• Exercise prompt
The entries below should be output exactly as written.

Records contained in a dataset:

>> start

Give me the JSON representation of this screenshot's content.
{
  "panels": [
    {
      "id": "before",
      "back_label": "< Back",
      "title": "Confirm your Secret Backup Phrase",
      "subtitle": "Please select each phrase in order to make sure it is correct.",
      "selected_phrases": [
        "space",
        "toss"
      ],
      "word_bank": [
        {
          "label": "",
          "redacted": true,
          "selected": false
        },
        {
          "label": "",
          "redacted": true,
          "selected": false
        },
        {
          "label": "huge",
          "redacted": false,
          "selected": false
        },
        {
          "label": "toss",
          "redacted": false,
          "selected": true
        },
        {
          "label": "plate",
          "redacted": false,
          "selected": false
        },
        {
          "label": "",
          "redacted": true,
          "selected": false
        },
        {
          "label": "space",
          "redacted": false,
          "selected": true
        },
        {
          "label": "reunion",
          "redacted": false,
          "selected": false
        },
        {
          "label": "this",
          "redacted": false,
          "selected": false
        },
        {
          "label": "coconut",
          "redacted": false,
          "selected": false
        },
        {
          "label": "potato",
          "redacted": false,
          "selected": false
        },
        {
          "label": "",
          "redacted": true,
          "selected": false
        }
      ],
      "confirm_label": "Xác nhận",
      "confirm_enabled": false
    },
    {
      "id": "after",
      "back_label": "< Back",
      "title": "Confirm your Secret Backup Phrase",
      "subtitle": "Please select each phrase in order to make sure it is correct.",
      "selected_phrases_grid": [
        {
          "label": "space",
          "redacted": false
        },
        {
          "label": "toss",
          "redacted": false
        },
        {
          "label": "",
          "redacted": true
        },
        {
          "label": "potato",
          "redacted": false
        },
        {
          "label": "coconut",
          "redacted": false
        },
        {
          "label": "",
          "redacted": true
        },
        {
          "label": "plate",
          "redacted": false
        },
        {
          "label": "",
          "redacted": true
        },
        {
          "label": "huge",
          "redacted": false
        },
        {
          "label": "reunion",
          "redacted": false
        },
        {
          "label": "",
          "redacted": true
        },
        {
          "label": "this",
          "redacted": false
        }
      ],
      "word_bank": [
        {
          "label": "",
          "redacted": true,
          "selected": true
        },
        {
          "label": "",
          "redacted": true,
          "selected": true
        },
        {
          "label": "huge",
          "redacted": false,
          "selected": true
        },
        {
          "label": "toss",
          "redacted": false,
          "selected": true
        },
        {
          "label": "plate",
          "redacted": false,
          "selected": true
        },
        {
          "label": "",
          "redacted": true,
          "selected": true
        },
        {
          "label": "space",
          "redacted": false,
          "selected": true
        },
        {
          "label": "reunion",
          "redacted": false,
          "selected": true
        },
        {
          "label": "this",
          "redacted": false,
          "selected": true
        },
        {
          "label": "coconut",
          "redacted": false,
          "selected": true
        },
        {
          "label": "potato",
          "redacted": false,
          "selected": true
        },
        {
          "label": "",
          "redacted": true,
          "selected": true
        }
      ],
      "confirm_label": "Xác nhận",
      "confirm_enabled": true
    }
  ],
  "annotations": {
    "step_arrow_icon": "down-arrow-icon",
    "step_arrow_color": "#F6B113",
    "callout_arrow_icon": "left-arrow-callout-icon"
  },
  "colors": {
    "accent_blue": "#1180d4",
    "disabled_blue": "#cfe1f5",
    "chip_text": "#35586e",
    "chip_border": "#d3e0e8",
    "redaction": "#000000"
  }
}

>> end

• Exercise result
Give me the JSON representation of this screenshot's content.
{
  "panels": [
    {
      "id": "before",
      "back_label": "< Back",
      "title": "Confirm your Secret Backup Phrase",
      "subtitle": "Please select each phrase in order to make sure it is correct.",
      "selected_phrases": [
        "space",
        "toss"
      ],
      "word_bank": [
        {
          "label": "",
          "redacted": true,
          "selected": false
        },
        {
          "label": "",
          "redacted": true,
          "selected": false
        },
        {
          "label": "huge",
          "redacted": false,
          "selected": false
        },
        {
          "label": "toss",
          "redacted": false,
          "selected": true
        },
        {
          "label": "plate",
          "redacted": false,
          "selected": false
        },
        {
          "label": "",
          "redacted": true,
          "selected": false
        },
        {
          "label": "space",
          "redacted": false,
          "selected": true
        },
        {
          "label": "reunion",
          "redacted": false,
          "selected": false
        },
        {
          "label": "this",
          "redacted": false,
          "selected": false
        },
        {
          "label": "coconut",
          "redacted": false,
          "selected": false
        },
        {
          "label": "potato",
          "redacted": false,
          "selected": false
        },
        {
          "label": "",
          "redacted": true,
          "selected": false
        }
      ],
      "confirm_label": "Xác nhận",
      "confirm_enabled": false
    },
    {
      "id": "after",
      "back_label": "< Back",
      "title": "Confirm your Secret Backup Phrase",
      "subtitle": "Please select each phrase in order to make sure it is correct.",
      "selected_phrases_grid": [
        {
          "label": "space",
          "redacted": false
        },
        {
          "label": "toss",
          "redacted": false
        },
        {
          "label": "",
          "redacted": true
        },
        {
          "label": "potato",
          "redacted": false
        },
        {
          "label": "coconut",
          "redacted": false
        },
        {
          "label": "",
          "redacted": true
        },
        {
          "label": "plate",
          "redacted": false
        },
        {
          "label": "",
          "redacted": true
        },
        {
          "label": "huge",
          "redacted": false
        },
        {
          "label": "reunion",
          "redacted": false
        },
        {
          "label": "",
          "redacted": true
        },
        {
          "label": "this",
          "redacted": false
        }
      ],
      "word_bank": [
        {
          "label": "",
          "redacted": true,
          "selected": true
        },
        {
          "label": "",
          "redacted": true,
          "selected": true
        },
        {
          "label": "huge",
          "redacted": false,
          "selected": true
        },
        {
          "label": "toss",
          "redacted": false,
          "selected": true
        },
        {
          "label": "plate",
          "redacted": false,
          "selected": true
        },
        {
          "label": "",
          "redacted": true,
          "selected": true
        },
        {
          "label": "space",
          "redacted": false,
          "selected": true
        },
        {
          "label": "reunion",
          "redacted": false,
          "selected": true
        },
        {
          "label": "this",
          "redacted": false,
          "selected": true
        },
        {
          "label": "coconut",
          "redacted": false,
          "selected": true
        },
        {
          "label": "potato",
          "redacted": false,
          "selected": true
        },
        {
          "label": "",
          "redacted": true,
          "selected": true
        }
      ],
      "confirm_label": "Xác nhận",
      "confirm_enabled": true
    }
  ],
  "annotations": {
    "step_arrow_icon": "down-arrow-icon",
    "step_arrow_color": "#F6B113",
    "callout_arrow_icon": "left-arrow-callout-icon"
  },
  "colors": {
    "accent_blue": "#1180d4",
    "disabled_blue": "#cfe1f5",
    "chip_text": "#35586e",
    "chip_border": "#d3e0e8",
    "redaction": "#000000"
  }
}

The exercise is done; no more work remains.